- [AIM OF THE TASK]: Transcribe every line of the records verbatim.
----------------
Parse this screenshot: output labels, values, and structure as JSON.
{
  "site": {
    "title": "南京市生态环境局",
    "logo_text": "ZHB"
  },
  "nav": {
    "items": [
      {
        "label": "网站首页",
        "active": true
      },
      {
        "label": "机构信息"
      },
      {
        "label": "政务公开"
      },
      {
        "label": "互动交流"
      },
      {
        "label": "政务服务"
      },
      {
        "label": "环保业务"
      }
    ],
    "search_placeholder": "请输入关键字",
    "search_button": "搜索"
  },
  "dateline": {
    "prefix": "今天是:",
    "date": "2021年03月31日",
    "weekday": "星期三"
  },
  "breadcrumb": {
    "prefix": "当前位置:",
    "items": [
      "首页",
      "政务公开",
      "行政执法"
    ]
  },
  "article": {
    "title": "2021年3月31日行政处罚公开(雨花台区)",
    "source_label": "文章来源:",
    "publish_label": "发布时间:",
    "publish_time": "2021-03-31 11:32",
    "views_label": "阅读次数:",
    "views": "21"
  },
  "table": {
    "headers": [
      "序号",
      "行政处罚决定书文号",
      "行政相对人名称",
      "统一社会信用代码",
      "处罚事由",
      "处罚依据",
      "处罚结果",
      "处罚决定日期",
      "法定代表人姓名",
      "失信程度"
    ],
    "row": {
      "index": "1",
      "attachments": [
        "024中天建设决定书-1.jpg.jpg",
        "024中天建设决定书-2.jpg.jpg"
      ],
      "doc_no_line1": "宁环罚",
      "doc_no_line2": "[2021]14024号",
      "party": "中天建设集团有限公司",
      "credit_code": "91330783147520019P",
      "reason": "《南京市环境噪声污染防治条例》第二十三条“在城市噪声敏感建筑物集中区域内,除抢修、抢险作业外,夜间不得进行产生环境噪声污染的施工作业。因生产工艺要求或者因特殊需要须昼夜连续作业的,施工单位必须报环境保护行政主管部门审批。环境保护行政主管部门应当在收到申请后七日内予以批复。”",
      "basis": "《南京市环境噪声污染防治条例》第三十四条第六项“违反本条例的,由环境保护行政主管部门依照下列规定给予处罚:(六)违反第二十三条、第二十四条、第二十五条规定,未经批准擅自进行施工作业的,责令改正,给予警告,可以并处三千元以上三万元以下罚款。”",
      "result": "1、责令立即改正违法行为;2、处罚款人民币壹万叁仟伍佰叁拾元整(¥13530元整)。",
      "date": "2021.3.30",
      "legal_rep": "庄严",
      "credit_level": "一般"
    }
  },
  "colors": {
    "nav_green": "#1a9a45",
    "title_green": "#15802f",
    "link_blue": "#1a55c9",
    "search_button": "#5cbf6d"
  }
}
----------------
- [RESULT OF THIS EXERCISE]:
Parse this screenshot: output labels, values, and structure as JSON.
{
  "site": {
    "title": "南京市生态环境局",
    "logo_text": "ZHB"
  },
  "nav": {
    "items": [
      {
        "label": "网站首页",
        "active": true
      },
      {
        "label": "机构信息"
      },
      {
        "label": "政务公开"
      },
      {
        "label": "互动交流"
      },
      {
        "label": "政务服务"
      },
      {
        "label": "环保业务"
      }
    ],
    "search_placeholder": "请输入关键字",
    "search_button": "搜索"
  },
  "dateline": {
    "prefix": "今天是:",
    "date": "2021年03月31日",
    "weekday": "星期三"
  },
  "breadcrumb": {
    "prefix": "当前位置:",
    "items": [
      "首页",
      "政务公开",
      "行政执法"
    ]
  },
  "article": {
    "title": "2021年3月31日行政处罚公开(雨花台区)",
    "source_label": "文章来源:",
    "publish_label": "发布时间:",
    "publish_time": "2021-03-31 11:32",
    "views_label": "阅读次数:",
    "views": "21"
  },
  "table": {
    "headers": [
      "序号",
      "行政处罚决定书文号",
      "行政相对人名称",
      "统一社会信用代码",
      "处罚事由",
      "处罚依据",
      "处罚结果",
      "处罚决定日期",
      "法定代表人姓名",
      "失信程度"
    ],
    "row": {
      "index": "1",
      "attachments": [
        "024中天建设决定书-1.jpg.jpg",
        "024中天建设决定书-2.jpg.jpg"
      ],
      "doc_no_line1": "宁环罚",
      "doc_no_line2": "[2021]14024号",
      "party": "中天建设集团有限公司",
      "credit_code": "91330783147520019P",
      "reason": "《南京市环境噪声污染防治条例》第二十三条“在城市噪声敏感建筑物集中区域内,除抢修、抢险作业外,夜间不得进行产生环境噪声污染的施工作业。因生产工艺要求或者因特殊需要须昼夜连续作业的,施工单位必须报环境保护行政主管部门审批。环境保护行政主管部门应当在收到申请后七日内予以批复。”",
      "basis": "《南京市环境噪声污染防治条例》第三十四条第六项“违反本条例的,由环境保护行政主管部门依照下列规定给予处罚:(六)违反第二十三条、第二十四条、第二十五条规定,未经批准擅自进行施工作业的,责令改正,给予警告,可以并处三千元以上三万元以下罚款。”",
      "result": "1、责令立即改正违法行为;2、处罚款人民币壹万叁仟伍佰叁拾元整(¥13530元整)。",
      "date": "2021.3.30",
      "legal_rep": "庄严",
      "credit_level": "一般"
    }
  },
  "colors": {
    "nav_green": "#1a9a45",
    "title_green": "#15802f",
    "link_blue": "#1a55c9",
    "search_button": "#5cbf6d"
  }
}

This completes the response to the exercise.